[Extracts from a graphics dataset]
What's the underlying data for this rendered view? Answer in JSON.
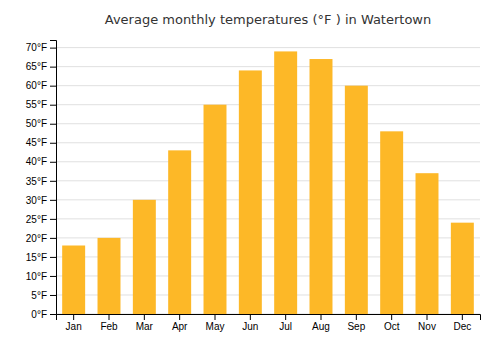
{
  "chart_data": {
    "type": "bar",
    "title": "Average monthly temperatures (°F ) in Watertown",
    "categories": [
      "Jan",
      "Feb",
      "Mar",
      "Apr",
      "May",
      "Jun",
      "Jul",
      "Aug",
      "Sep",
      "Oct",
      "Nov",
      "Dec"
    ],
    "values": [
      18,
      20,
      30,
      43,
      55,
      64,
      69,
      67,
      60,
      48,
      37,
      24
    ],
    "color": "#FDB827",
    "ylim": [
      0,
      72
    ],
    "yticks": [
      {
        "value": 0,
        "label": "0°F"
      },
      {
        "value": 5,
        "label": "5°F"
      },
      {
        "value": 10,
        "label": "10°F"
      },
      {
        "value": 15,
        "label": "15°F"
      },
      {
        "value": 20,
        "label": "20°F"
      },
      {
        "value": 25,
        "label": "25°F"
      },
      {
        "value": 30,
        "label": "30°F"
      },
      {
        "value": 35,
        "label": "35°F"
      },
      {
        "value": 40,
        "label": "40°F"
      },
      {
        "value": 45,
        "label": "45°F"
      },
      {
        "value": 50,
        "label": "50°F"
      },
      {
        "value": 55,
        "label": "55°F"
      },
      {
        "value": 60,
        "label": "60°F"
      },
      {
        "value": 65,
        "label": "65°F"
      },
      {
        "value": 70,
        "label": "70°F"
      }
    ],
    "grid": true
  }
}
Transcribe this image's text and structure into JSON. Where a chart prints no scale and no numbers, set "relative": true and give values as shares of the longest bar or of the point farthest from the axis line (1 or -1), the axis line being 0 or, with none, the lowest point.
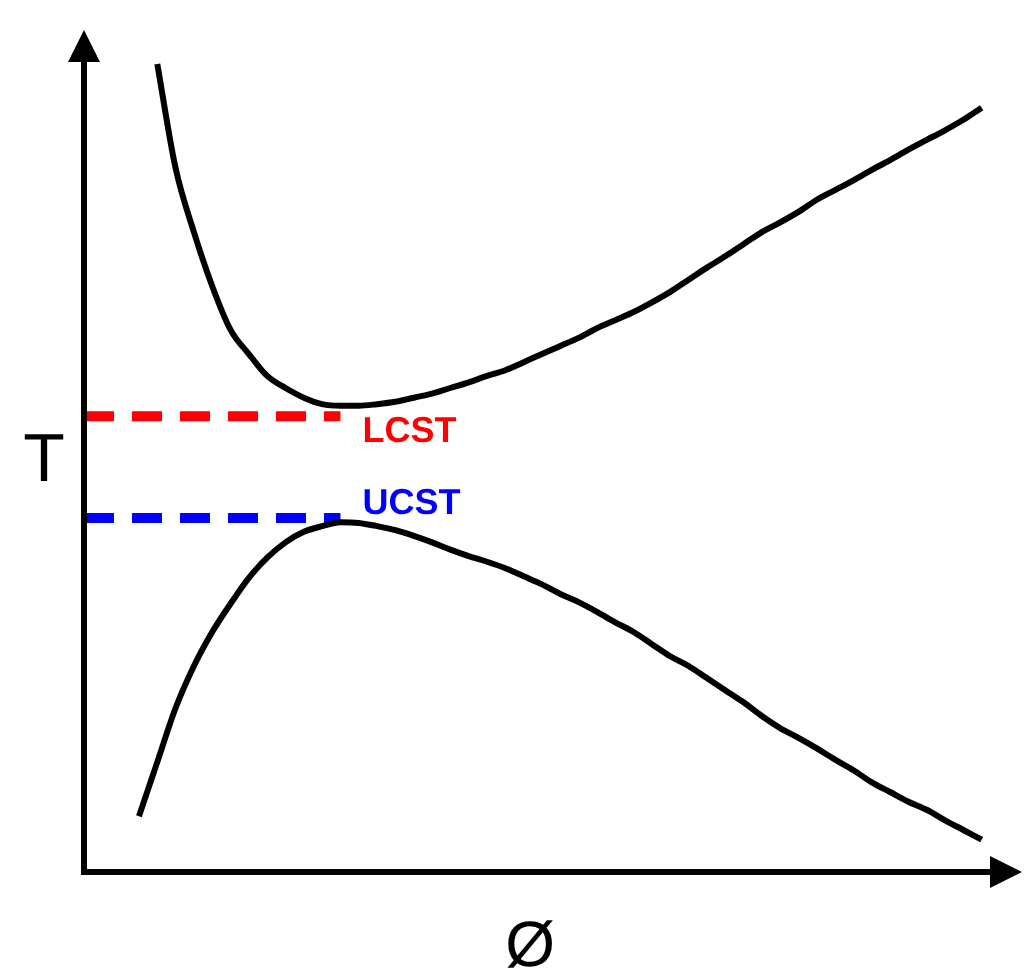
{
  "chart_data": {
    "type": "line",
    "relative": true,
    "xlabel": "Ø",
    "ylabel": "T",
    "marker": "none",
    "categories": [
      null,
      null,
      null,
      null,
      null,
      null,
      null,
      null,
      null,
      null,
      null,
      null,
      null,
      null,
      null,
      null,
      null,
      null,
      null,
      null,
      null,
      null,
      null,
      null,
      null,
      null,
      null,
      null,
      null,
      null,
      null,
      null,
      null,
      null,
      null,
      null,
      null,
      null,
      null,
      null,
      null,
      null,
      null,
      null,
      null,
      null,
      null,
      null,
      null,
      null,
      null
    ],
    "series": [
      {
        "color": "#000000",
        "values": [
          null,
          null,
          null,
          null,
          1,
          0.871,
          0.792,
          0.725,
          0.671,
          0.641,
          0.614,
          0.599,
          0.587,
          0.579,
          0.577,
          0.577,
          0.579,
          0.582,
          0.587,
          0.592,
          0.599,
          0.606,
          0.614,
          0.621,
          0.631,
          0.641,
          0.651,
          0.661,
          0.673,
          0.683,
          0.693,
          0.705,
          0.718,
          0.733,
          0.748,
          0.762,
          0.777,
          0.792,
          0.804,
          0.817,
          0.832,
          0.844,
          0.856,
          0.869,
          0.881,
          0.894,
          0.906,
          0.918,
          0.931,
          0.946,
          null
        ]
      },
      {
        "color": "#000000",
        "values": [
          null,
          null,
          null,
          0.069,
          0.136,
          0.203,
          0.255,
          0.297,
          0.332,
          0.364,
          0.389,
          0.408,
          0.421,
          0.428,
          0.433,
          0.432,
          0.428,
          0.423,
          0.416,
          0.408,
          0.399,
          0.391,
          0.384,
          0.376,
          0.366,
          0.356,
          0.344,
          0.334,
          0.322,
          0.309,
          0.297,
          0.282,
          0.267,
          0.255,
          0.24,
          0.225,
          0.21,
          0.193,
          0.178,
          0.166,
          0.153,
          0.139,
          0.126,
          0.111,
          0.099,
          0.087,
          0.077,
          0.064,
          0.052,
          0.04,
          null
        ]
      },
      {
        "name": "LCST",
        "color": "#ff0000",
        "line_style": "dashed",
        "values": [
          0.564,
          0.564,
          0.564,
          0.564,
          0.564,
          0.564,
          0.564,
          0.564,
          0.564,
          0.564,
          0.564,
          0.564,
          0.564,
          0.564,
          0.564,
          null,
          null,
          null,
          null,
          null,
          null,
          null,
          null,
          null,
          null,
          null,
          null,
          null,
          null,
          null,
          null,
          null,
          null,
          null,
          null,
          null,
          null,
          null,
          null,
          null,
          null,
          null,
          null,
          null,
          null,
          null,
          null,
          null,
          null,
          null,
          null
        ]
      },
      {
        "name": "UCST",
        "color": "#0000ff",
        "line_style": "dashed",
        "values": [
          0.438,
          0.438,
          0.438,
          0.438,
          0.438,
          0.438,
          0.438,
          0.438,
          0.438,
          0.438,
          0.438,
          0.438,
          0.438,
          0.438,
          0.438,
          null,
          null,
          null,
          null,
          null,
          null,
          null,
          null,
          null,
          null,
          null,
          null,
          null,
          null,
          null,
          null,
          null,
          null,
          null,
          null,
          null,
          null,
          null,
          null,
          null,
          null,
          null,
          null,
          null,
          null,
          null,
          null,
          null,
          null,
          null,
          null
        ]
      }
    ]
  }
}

...

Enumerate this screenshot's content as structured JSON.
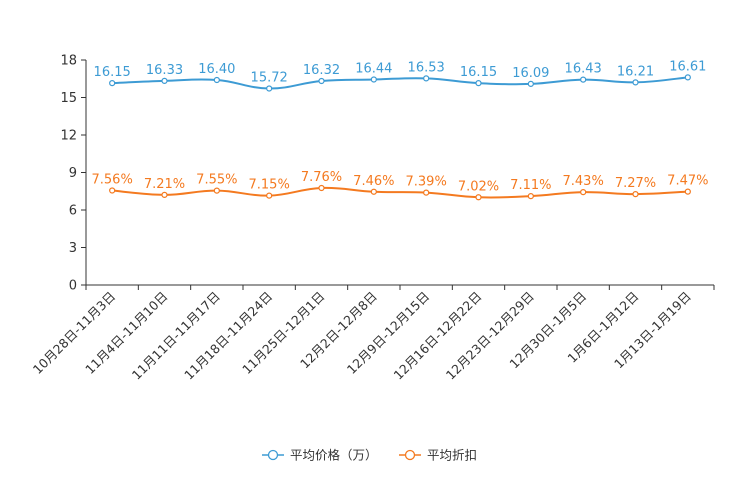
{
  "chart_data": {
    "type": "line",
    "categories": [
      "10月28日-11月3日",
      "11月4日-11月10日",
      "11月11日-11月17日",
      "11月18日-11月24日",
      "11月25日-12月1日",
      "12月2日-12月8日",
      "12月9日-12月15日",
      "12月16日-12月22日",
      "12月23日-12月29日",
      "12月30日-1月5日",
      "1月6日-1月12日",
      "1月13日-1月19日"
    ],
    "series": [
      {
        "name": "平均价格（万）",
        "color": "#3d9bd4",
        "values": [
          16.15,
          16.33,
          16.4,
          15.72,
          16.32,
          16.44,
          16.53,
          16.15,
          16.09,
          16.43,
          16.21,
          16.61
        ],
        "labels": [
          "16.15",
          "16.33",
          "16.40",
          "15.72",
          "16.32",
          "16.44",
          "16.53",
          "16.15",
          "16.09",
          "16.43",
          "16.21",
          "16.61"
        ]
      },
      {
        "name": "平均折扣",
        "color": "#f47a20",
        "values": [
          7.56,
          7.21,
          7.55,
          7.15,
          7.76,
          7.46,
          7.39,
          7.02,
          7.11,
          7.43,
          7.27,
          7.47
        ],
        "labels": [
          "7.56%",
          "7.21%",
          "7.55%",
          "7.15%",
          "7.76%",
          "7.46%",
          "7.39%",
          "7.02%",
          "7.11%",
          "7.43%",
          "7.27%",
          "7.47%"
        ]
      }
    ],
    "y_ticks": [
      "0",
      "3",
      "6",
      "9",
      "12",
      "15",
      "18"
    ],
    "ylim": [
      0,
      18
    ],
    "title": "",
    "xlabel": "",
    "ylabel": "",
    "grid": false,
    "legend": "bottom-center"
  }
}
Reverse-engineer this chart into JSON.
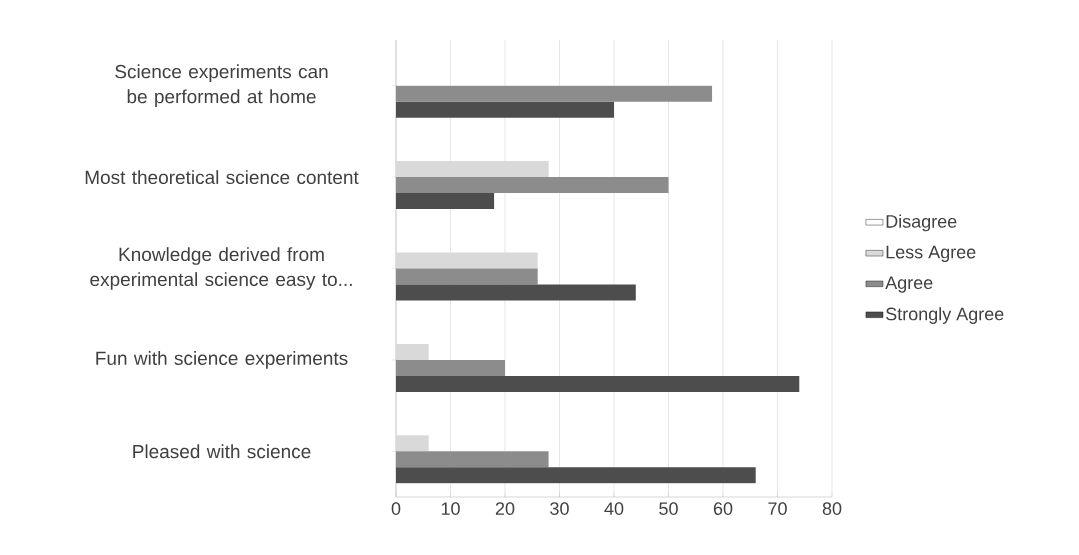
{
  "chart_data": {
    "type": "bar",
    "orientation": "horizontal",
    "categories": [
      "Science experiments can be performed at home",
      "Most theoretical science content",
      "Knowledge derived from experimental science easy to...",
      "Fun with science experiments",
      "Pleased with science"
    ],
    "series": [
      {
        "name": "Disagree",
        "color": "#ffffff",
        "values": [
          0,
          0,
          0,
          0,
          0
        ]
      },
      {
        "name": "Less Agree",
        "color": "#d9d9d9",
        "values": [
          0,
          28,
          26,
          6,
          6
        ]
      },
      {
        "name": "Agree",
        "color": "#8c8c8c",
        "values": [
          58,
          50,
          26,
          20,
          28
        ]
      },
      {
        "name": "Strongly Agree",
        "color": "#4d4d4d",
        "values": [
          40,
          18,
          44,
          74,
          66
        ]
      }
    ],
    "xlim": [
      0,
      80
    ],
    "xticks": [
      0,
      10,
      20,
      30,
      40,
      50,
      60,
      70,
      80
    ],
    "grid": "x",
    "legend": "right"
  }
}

==

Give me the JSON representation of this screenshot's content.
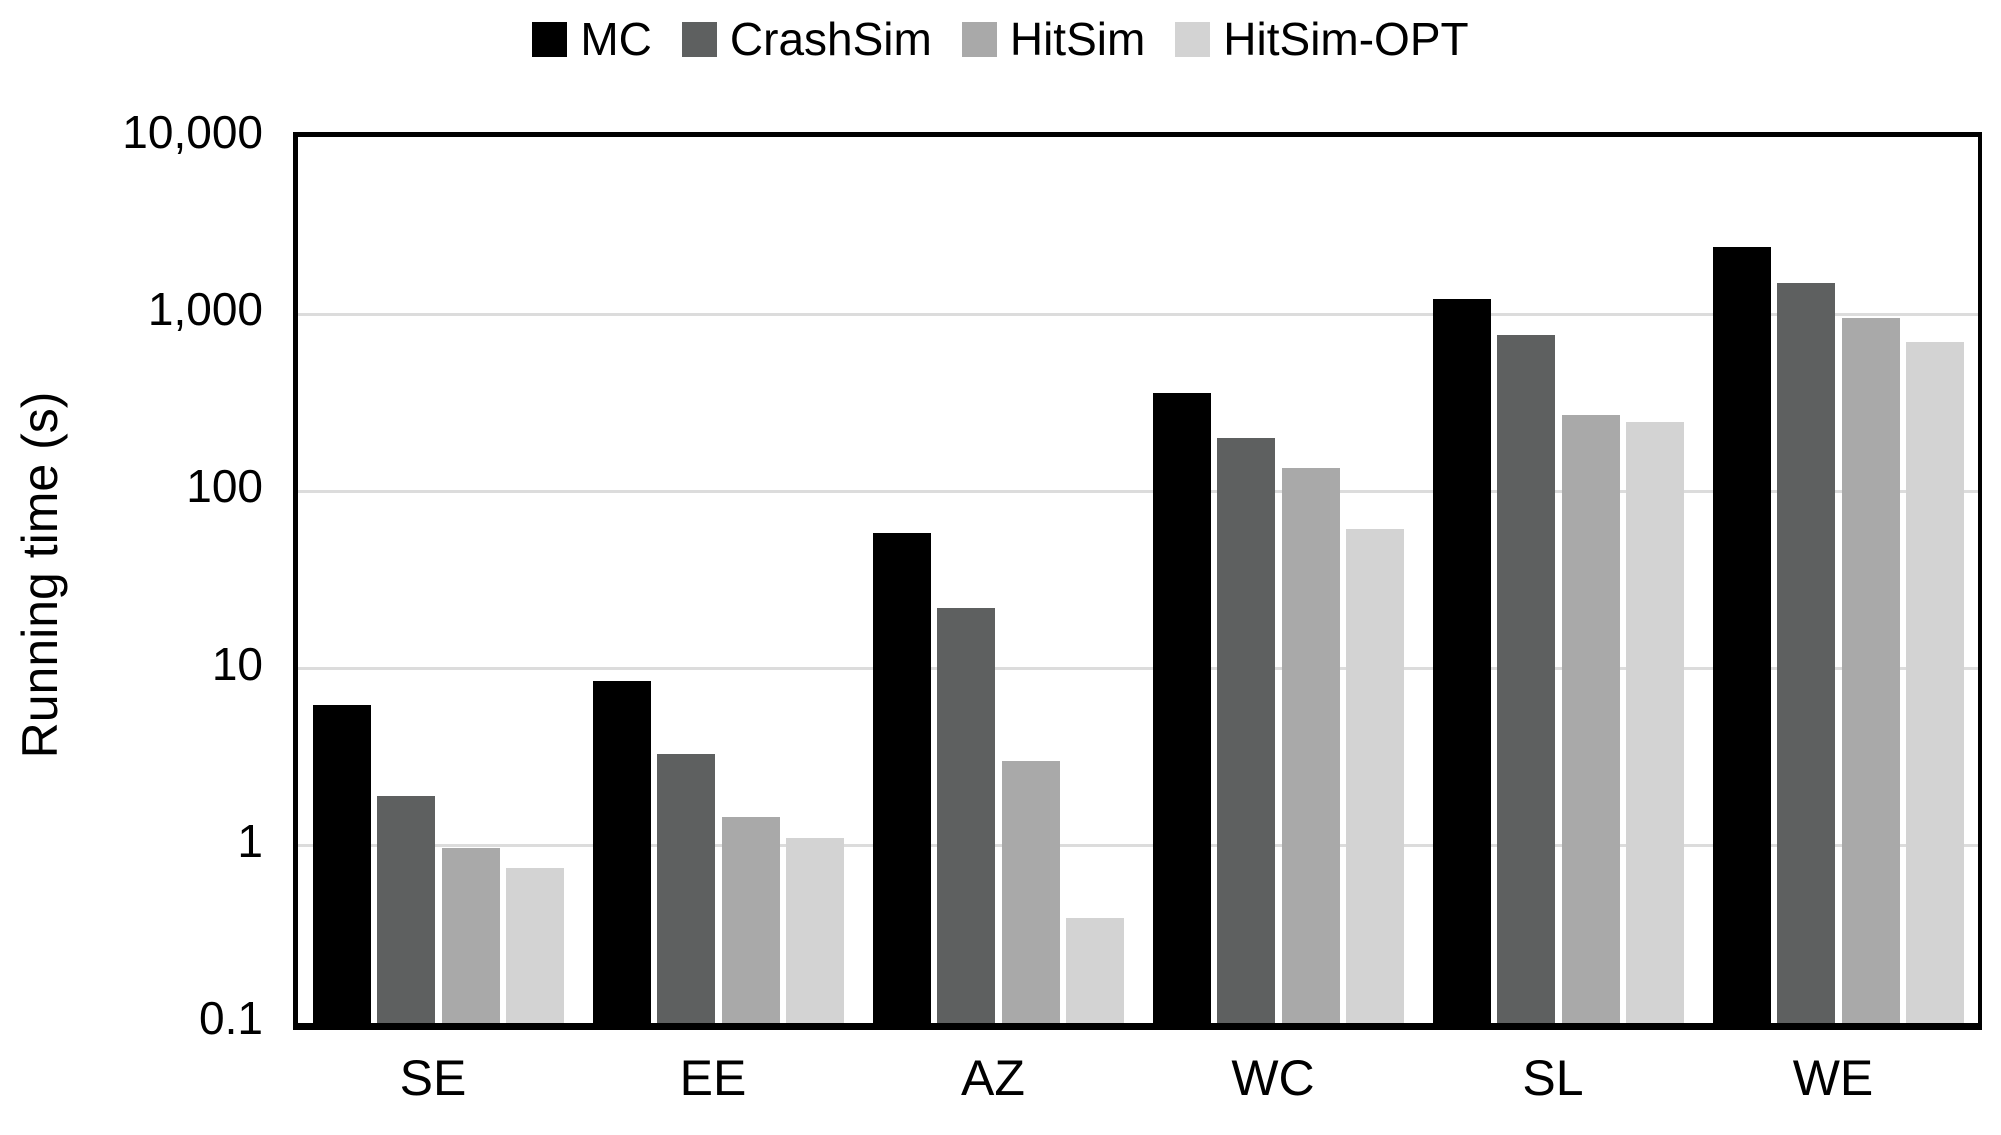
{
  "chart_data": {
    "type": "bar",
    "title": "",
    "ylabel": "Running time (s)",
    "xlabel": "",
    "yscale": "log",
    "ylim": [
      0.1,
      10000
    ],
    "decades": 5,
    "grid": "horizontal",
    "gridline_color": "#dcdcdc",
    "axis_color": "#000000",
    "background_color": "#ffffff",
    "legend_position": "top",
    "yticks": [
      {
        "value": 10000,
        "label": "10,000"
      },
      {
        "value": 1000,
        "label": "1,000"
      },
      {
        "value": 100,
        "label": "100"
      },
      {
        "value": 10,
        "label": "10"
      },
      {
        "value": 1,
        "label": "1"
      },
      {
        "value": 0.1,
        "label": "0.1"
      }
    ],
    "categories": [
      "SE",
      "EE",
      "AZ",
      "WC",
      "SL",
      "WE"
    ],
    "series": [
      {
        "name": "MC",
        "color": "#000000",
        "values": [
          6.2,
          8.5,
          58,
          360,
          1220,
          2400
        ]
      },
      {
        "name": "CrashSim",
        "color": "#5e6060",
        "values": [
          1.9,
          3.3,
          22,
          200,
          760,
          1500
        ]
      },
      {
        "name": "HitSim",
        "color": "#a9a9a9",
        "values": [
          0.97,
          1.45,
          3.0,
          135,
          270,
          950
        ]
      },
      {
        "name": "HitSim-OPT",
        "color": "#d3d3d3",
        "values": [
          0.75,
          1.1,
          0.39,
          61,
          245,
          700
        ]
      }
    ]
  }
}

> Exercise objective:
Using the entries above, return each line that includes the word "name".

> Finished answer:
        "name": "LCST",
        "name": "UCST",
        "name": "平均价格（万）",
        "name": "平均折扣",
        "name": "Disagree",
        "name": "Less Agree",
        "name": "Agree",
        "name": "Strongly Agree",
        "name": "MC",
        "name": "CrashSim",
        "name": "HitSim",
        "name": "HitSim-OPT",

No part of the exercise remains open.